Written exercise
Please copy the records word for word, from their first line through the line that contains "615, 1668, 1196]", including that line.

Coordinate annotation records
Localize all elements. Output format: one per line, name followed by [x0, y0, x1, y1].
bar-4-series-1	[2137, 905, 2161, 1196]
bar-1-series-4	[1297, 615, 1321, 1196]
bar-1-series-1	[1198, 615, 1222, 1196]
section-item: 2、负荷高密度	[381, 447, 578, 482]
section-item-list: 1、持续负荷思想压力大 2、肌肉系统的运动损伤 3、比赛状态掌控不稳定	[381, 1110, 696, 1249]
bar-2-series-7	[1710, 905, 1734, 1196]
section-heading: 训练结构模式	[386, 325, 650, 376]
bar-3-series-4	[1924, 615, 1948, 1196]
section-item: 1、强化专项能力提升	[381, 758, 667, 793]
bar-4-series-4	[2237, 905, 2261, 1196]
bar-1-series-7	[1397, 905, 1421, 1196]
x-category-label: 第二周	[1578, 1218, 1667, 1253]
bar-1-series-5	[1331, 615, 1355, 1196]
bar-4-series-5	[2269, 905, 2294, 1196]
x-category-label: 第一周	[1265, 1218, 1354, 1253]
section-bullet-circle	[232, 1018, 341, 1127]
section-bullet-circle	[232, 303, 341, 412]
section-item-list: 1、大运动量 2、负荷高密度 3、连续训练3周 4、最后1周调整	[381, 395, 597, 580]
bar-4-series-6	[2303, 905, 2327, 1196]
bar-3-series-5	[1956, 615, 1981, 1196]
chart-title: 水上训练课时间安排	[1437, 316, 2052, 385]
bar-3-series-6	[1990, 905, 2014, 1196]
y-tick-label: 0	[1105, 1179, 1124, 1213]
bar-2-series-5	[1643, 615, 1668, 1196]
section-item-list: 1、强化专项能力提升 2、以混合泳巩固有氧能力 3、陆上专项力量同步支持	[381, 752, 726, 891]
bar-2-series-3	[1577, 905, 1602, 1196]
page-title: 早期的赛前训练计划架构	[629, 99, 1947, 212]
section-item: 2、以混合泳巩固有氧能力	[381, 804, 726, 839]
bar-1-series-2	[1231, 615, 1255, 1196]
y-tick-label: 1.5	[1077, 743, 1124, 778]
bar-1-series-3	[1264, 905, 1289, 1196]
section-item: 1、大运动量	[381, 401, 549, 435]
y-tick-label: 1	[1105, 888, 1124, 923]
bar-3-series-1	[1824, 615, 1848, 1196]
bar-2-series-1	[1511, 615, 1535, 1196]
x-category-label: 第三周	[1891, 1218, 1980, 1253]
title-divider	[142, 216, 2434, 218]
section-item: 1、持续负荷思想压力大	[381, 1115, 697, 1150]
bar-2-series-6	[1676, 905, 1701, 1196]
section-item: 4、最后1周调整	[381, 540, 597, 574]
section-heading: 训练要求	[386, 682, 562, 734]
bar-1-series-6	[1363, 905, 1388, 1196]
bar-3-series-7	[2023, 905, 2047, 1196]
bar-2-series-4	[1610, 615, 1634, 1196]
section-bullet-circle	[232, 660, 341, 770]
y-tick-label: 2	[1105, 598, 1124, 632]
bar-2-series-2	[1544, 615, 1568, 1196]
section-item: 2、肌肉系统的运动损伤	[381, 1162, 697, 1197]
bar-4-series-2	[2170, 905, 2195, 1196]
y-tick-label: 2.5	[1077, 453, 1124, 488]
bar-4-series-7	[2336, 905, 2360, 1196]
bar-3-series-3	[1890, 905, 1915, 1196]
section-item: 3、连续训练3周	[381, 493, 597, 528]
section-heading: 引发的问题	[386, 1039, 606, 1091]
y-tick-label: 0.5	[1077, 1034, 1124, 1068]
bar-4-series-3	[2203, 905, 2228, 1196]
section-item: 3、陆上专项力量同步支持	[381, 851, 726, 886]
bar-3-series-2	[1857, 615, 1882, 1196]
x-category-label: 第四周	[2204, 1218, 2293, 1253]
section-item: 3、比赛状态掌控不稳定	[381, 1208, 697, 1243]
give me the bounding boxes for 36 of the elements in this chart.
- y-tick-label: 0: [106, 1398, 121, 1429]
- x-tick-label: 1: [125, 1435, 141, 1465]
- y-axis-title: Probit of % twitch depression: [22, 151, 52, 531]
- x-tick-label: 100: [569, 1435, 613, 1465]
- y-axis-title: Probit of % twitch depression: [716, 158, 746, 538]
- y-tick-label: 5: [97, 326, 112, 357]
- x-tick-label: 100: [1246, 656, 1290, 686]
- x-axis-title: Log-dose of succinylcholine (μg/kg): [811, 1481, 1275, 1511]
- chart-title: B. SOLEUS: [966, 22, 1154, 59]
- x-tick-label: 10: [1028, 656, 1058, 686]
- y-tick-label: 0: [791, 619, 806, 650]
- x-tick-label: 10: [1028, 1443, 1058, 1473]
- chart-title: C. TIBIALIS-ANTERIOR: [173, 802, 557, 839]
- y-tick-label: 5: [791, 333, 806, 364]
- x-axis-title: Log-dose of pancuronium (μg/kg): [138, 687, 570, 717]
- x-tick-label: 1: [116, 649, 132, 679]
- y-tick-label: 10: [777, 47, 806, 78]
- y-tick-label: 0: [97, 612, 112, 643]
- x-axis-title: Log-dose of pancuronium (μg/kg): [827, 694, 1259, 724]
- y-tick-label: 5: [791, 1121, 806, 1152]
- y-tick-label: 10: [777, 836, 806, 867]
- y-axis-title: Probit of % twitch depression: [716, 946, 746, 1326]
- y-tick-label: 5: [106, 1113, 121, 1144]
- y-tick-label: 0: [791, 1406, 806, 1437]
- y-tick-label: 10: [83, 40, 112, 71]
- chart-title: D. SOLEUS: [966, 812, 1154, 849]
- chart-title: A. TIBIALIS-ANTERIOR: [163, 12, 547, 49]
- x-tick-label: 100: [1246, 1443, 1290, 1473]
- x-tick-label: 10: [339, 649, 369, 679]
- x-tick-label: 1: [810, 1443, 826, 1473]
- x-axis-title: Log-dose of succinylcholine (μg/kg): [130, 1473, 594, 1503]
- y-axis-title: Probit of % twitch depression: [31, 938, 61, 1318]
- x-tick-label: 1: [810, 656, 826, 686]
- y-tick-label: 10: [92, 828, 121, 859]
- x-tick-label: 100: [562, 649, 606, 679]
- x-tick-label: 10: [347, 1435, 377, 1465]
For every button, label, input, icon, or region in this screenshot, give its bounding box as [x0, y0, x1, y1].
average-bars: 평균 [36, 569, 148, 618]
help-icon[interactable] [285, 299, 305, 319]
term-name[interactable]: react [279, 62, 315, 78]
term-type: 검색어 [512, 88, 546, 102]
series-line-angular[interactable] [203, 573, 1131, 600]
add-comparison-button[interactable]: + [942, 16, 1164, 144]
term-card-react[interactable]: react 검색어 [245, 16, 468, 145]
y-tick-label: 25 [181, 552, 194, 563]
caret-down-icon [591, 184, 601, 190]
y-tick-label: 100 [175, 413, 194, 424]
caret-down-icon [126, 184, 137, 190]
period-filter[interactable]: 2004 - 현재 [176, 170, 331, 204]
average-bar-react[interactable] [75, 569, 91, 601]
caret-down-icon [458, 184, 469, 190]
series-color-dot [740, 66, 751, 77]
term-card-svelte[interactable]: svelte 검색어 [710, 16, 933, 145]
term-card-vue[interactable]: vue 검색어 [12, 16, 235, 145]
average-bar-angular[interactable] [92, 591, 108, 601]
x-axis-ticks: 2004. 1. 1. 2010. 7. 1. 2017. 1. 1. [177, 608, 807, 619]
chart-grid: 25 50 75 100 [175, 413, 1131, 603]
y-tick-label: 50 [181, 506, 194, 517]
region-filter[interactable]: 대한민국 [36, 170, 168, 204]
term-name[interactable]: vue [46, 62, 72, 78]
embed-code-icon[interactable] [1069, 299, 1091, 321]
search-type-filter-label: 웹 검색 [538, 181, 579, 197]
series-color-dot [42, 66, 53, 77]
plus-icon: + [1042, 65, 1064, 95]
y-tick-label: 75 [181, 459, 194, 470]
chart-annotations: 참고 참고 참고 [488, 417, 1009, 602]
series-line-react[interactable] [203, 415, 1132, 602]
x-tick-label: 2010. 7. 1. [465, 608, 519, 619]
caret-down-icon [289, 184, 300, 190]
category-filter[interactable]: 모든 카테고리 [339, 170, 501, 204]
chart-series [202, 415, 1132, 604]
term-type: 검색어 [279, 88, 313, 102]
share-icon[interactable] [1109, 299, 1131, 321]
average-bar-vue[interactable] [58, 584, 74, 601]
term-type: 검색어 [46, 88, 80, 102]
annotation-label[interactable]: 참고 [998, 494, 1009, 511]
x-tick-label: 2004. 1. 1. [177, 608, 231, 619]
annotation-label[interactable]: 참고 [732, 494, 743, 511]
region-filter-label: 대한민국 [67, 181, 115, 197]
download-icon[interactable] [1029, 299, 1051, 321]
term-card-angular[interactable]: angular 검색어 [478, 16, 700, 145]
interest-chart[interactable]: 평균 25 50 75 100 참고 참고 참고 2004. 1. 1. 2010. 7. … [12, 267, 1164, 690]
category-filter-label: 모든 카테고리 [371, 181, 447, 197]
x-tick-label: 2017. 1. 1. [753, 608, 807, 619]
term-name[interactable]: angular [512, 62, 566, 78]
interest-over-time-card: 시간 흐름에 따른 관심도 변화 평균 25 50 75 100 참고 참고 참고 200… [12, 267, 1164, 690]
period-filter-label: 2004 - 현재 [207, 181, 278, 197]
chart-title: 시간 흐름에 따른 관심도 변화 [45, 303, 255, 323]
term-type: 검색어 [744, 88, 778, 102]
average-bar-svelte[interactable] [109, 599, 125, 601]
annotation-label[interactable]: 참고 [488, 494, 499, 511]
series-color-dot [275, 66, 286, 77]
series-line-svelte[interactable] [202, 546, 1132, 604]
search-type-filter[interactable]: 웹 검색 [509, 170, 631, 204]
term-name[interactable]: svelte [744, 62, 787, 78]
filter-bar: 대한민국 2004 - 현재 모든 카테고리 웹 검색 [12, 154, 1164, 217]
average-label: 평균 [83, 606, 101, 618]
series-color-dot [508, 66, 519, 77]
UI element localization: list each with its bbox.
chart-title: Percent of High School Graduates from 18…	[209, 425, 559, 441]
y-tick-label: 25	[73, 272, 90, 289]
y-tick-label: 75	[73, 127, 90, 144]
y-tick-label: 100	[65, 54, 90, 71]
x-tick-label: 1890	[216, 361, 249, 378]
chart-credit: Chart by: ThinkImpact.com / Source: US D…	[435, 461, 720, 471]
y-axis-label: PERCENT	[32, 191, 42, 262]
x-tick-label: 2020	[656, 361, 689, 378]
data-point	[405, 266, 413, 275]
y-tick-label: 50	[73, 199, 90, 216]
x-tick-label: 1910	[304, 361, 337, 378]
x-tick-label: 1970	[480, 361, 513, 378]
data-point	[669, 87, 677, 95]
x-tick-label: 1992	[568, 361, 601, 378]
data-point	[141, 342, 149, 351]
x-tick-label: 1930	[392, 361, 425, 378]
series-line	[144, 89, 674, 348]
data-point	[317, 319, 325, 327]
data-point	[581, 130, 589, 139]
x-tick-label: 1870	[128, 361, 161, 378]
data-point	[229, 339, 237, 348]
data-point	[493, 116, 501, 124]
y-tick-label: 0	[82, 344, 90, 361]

Result
Localize all elements. Output format: one per line, name followed by [x0, y0, x1, y1].
bar-4-series-1	[2137, 905, 2161, 1196]
bar-1-series-4	[1297, 615, 1321, 1196]
bar-1-series-1	[1198, 615, 1222, 1196]
section-item: 2、负荷高密度	[381, 447, 578, 482]
section-item-list: 1、持续负荷思想压力大 2、肌肉系统的运动损伤 3、比赛状态掌控不稳定	[381, 1110, 696, 1249]
bar-2-series-7	[1710, 905, 1734, 1196]
section-heading: 训练结构模式	[386, 325, 650, 376]
bar-3-series-4	[1924, 615, 1948, 1196]
section-item: 1、强化专项能力提升	[381, 758, 667, 793]
bar-4-series-4	[2237, 905, 2261, 1196]
bar-1-series-7	[1397, 905, 1421, 1196]
x-category-label: 第二周	[1578, 1218, 1667, 1253]
bar-1-series-5	[1331, 615, 1355, 1196]
bar-4-series-5	[2269, 905, 2294, 1196]
x-category-label: 第一周	[1265, 1218, 1354, 1253]
section-bullet-circle	[232, 1018, 341, 1127]
section-bullet-circle	[232, 303, 341, 412]
section-item-list: 1、大运动量 2、负荷高密度 3、连续训练3周 4、最后1周调整	[381, 395, 597, 580]
bar-4-series-6	[2303, 905, 2327, 1196]
bar-3-series-5	[1956, 615, 1981, 1196]
chart-title: 水上训练课时间安排	[1437, 316, 2052, 385]
bar-3-series-6	[1990, 905, 2014, 1196]
y-tick-label: 0	[1105, 1179, 1124, 1213]
bar-2-series-5	[1643, 615, 1668, 1196]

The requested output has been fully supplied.